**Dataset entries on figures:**

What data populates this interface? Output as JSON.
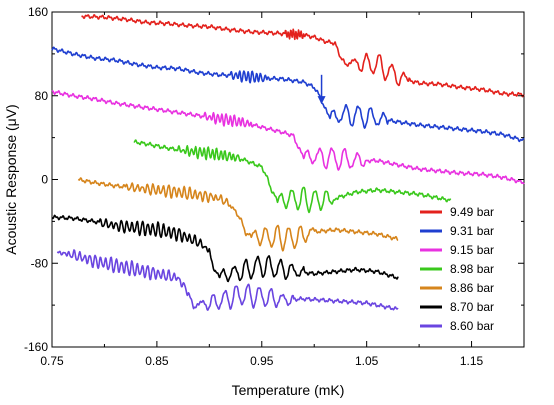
{
  "chart_data": {
    "type": "line",
    "title": "",
    "xlabel": "Temperature (mK)",
    "ylabel": "Acoustic Response (μV)",
    "xlim": [
      0.75,
      1.2
    ],
    "ylim": [
      -160,
      160
    ],
    "x_ticks": [
      0.75,
      0.85,
      0.95,
      1.05,
      1.15
    ],
    "x_tick_labels": [
      "0.75",
      "0.85",
      "0.95",
      "1.05",
      "1.15"
    ],
    "y_ticks": [
      -160,
      -80,
      0,
      80,
      160
    ],
    "y_tick_labels": [
      "-160",
      "-80",
      "0",
      "80",
      "160"
    ],
    "grid": false,
    "legend_position": "bottom-right",
    "annotations": [
      {
        "type": "arrow",
        "x": 1.007,
        "y_from": 100,
        "y_to": 72,
        "color": "#1f3fd0"
      }
    ],
    "series": [
      {
        "name": "9.49 bar",
        "color": "#e3211c",
        "points": [
          [
            0.778,
            156
          ],
          [
            0.8,
            155
          ],
          [
            0.82,
            153
          ],
          [
            0.84,
            150
          ],
          [
            0.86,
            149
          ],
          [
            0.88,
            147
          ],
          [
            0.9,
            146
          ],
          [
            0.92,
            143
          ],
          [
            0.94,
            141
          ],
          [
            0.96,
            140
          ],
          [
            0.975,
            139
          ],
          [
            0.99,
            138
          ],
          [
            1.0,
            136
          ],
          [
            1.01,
            132
          ],
          [
            1.02,
            130
          ],
          [
            1.025,
            117
          ],
          [
            1.03,
            110
          ],
          [
            1.04,
            111
          ],
          [
            1.06,
            110
          ],
          [
            1.08,
            98
          ],
          [
            1.1,
            92
          ],
          [
            1.12,
            91
          ],
          [
            1.14,
            88
          ],
          [
            1.16,
            86
          ],
          [
            1.18,
            82
          ],
          [
            1.2,
            81
          ]
        ],
        "wiggles": [
          {
            "x0": 0.972,
            "x1": 0.99,
            "amp": 5,
            "period": 0.0025
          },
          {
            "x0": 1.035,
            "x1": 1.09,
            "amp": 10,
            "period": 0.012
          }
        ]
      },
      {
        "name": "9.31 bar",
        "color": "#1f3fd0",
        "points": [
          [
            0.75,
            125
          ],
          [
            0.77,
            120
          ],
          [
            0.79,
            116
          ],
          [
            0.81,
            114
          ],
          [
            0.83,
            110
          ],
          [
            0.85,
            107
          ],
          [
            0.87,
            106
          ],
          [
            0.89,
            102
          ],
          [
            0.91,
            100
          ],
          [
            0.93,
            99
          ],
          [
            0.95,
            97
          ],
          [
            0.97,
            96
          ],
          [
            0.99,
            93
          ],
          [
            1.0,
            88
          ],
          [
            1.005,
            80
          ],
          [
            1.01,
            68
          ],
          [
            1.015,
            60
          ],
          [
            1.03,
            62
          ],
          [
            1.05,
            60
          ],
          [
            1.08,
            55
          ],
          [
            1.1,
            52
          ],
          [
            1.12,
            50
          ],
          [
            1.14,
            48
          ],
          [
            1.16,
            46
          ],
          [
            1.18,
            43
          ],
          [
            1.2,
            37
          ]
        ],
        "wiggles": [
          {
            "x0": 0.92,
            "x1": 0.955,
            "amp": 5,
            "period": 0.004
          },
          {
            "x0": 1.015,
            "x1": 1.07,
            "amp": 10,
            "period": 0.012
          }
        ]
      },
      {
        "name": "9.15 bar",
        "color": "#e832e0",
        "points": [
          [
            0.75,
            84
          ],
          [
            0.77,
            80
          ],
          [
            0.79,
            77
          ],
          [
            0.81,
            73
          ],
          [
            0.83,
            70
          ],
          [
            0.85,
            67
          ],
          [
            0.87,
            64
          ],
          [
            0.89,
            61
          ],
          [
            0.91,
            58
          ],
          [
            0.93,
            55
          ],
          [
            0.95,
            50
          ],
          [
            0.97,
            45
          ],
          [
            0.98,
            42
          ],
          [
            0.985,
            30
          ],
          [
            0.99,
            22
          ],
          [
            1.0,
            22
          ],
          [
            1.02,
            20
          ],
          [
            1.04,
            18
          ],
          [
            1.06,
            18
          ],
          [
            1.08,
            14
          ],
          [
            1.1,
            10
          ],
          [
            1.12,
            8
          ],
          [
            1.14,
            6
          ],
          [
            1.16,
            5
          ],
          [
            1.18,
            2
          ],
          [
            1.2,
            -3
          ]
        ],
        "wiggles": [
          {
            "x0": 0.895,
            "x1": 0.94,
            "amp": 5,
            "period": 0.004
          },
          {
            "x0": 0.99,
            "x1": 1.05,
            "amp": 10,
            "period": 0.012
          }
        ]
      },
      {
        "name": "8.98 bar",
        "color": "#3ac81c",
        "points": [
          [
            0.828,
            36
          ],
          [
            0.84,
            34
          ],
          [
            0.86,
            30
          ],
          [
            0.88,
            27
          ],
          [
            0.9,
            25
          ],
          [
            0.92,
            22
          ],
          [
            0.93,
            20
          ],
          [
            0.94,
            16
          ],
          [
            0.95,
            12
          ],
          [
            0.955,
            2
          ],
          [
            0.96,
            -12
          ],
          [
            0.965,
            -20
          ],
          [
            0.98,
            -18
          ],
          [
            1.0,
            -20
          ],
          [
            1.02,
            -18
          ],
          [
            1.04,
            -12
          ],
          [
            1.06,
            -10
          ],
          [
            1.08,
            -12
          ],
          [
            1.1,
            -14
          ],
          [
            1.12,
            -18
          ],
          [
            1.13,
            -20
          ]
        ],
        "wiggles": [
          {
            "x0": 0.87,
            "x1": 0.93,
            "amp": 5,
            "period": 0.004
          },
          {
            "x0": 0.965,
            "x1": 1.02,
            "amp": 11,
            "period": 0.011
          }
        ]
      },
      {
        "name": "8.86 bar",
        "color": "#d6851c",
        "points": [
          [
            0.775,
            0
          ],
          [
            0.79,
            -3
          ],
          [
            0.81,
            -6
          ],
          [
            0.83,
            -8
          ],
          [
            0.85,
            -10
          ],
          [
            0.87,
            -12
          ],
          [
            0.89,
            -15
          ],
          [
            0.91,
            -18
          ],
          [
            0.92,
            -24
          ],
          [
            0.93,
            -38
          ],
          [
            0.935,
            -52
          ],
          [
            0.94,
            -54
          ],
          [
            0.96,
            -55
          ],
          [
            0.98,
            -56
          ],
          [
            1.0,
            -50
          ],
          [
            1.02,
            -48
          ],
          [
            1.04,
            -50
          ],
          [
            1.06,
            -52
          ],
          [
            1.08,
            -57
          ]
        ],
        "wiggles": [
          {
            "x0": 0.82,
            "x1": 0.92,
            "amp": 5,
            "period": 0.005
          },
          {
            "x0": 0.94,
            "x1": 1.0,
            "amp": 11,
            "period": 0.011
          }
        ]
      },
      {
        "name": "8.70 bar",
        "color": "#000000",
        "points": [
          [
            0.75,
            -36
          ],
          [
            0.77,
            -37
          ],
          [
            0.79,
            -40
          ],
          [
            0.81,
            -44
          ],
          [
            0.83,
            -46
          ],
          [
            0.85,
            -48
          ],
          [
            0.87,
            -52
          ],
          [
            0.89,
            -60
          ],
          [
            0.9,
            -68
          ],
          [
            0.905,
            -88
          ],
          [
            0.91,
            -92
          ],
          [
            0.93,
            -88
          ],
          [
            0.95,
            -82
          ],
          [
            0.97,
            -86
          ],
          [
            1.0,
            -90
          ],
          [
            1.02,
            -88
          ],
          [
            1.04,
            -86
          ],
          [
            1.06,
            -88
          ],
          [
            1.08,
            -94
          ]
        ],
        "wiggles": [
          {
            "x0": 0.795,
            "x1": 0.9,
            "amp": 6,
            "period": 0.005
          },
          {
            "x0": 0.91,
            "x1": 0.99,
            "amp": 10,
            "period": 0.011
          }
        ]
      },
      {
        "name": "8.60 bar",
        "color": "#6a45e0",
        "points": [
          [
            0.755,
            -70
          ],
          [
            0.77,
            -72
          ],
          [
            0.79,
            -78
          ],
          [
            0.81,
            -82
          ],
          [
            0.83,
            -86
          ],
          [
            0.85,
            -90
          ],
          [
            0.87,
            -94
          ],
          [
            0.88,
            -108
          ],
          [
            0.885,
            -122
          ],
          [
            0.89,
            -120
          ],
          [
            0.91,
            -116
          ],
          [
            0.93,
            -110
          ],
          [
            0.95,
            -112
          ],
          [
            0.97,
            -115
          ],
          [
            0.99,
            -114
          ],
          [
            1.02,
            -116
          ],
          [
            1.05,
            -118
          ],
          [
            1.08,
            -124
          ]
        ],
        "wiggles": [
          {
            "x0": 0.76,
            "x1": 0.88,
            "amp": 6,
            "period": 0.005
          },
          {
            "x0": 0.89,
            "x1": 0.98,
            "amp": 10,
            "period": 0.011
          }
        ]
      }
    ]
  }
}
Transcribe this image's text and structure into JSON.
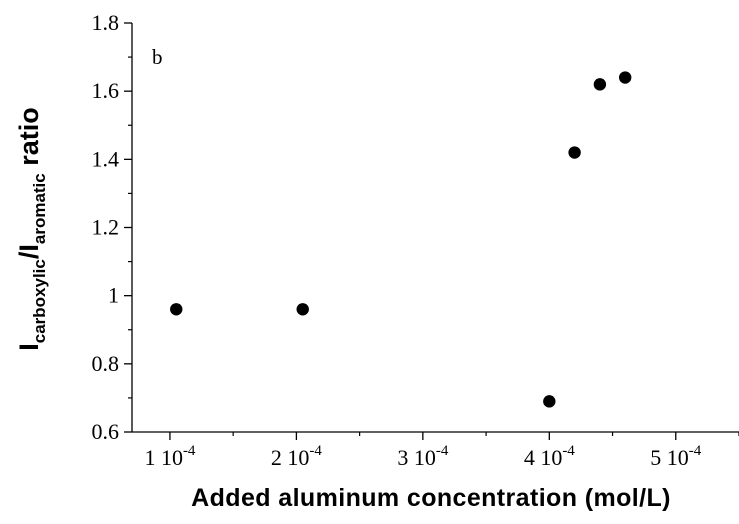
{
  "chart_data": {
    "type": "scatter",
    "panel_label": "b",
    "xlabel": "Added aluminum concentration (mol/L)",
    "ylabel": {
      "main": "I",
      "sub1": "carboxylic",
      "sep": "/I",
      "sub2": "aromatic",
      "suffix": " ratio"
    },
    "xlim": [
      7e-05,
      0.00055
    ],
    "ylim": [
      0.6,
      1.8
    ],
    "x_ticks": [
      {
        "value": 0.0001,
        "mantissa": "1 10",
        "exponent": "-4"
      },
      {
        "value": 0.0002,
        "mantissa": "2 10",
        "exponent": "-4"
      },
      {
        "value": 0.0003,
        "mantissa": "3 10",
        "exponent": "-4"
      },
      {
        "value": 0.0004,
        "mantissa": "4 10",
        "exponent": "-4"
      },
      {
        "value": 0.0005,
        "mantissa": "5 10",
        "exponent": "-4"
      }
    ],
    "y_ticks": [
      {
        "value": 0.6,
        "label": "0.6"
      },
      {
        "value": 0.8,
        "label": "0.8"
      },
      {
        "value": 1.0,
        "label": "1"
      },
      {
        "value": 1.2,
        "label": "1.2"
      },
      {
        "value": 1.4,
        "label": "1.4"
      },
      {
        "value": 1.6,
        "label": "1.6"
      },
      {
        "value": 1.8,
        "label": "1.8"
      }
    ],
    "points": [
      {
        "x": 0.000105,
        "y": 0.96
      },
      {
        "x": 0.000205,
        "y": 0.96
      },
      {
        "x": 0.0004,
        "y": 0.69
      },
      {
        "x": 0.00042,
        "y": 1.42
      },
      {
        "x": 0.00044,
        "y": 1.62
      },
      {
        "x": 0.00046,
        "y": 1.64
      }
    ],
    "grid": false,
    "legend": false,
    "marker_color": "#000000"
  }
}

**Exercise:**
From the records above, pick out and copy each line holding the word "this".

**The response:**
What data populates this interface? Output as JSON.
Transcribe this image's text and structure into JSON.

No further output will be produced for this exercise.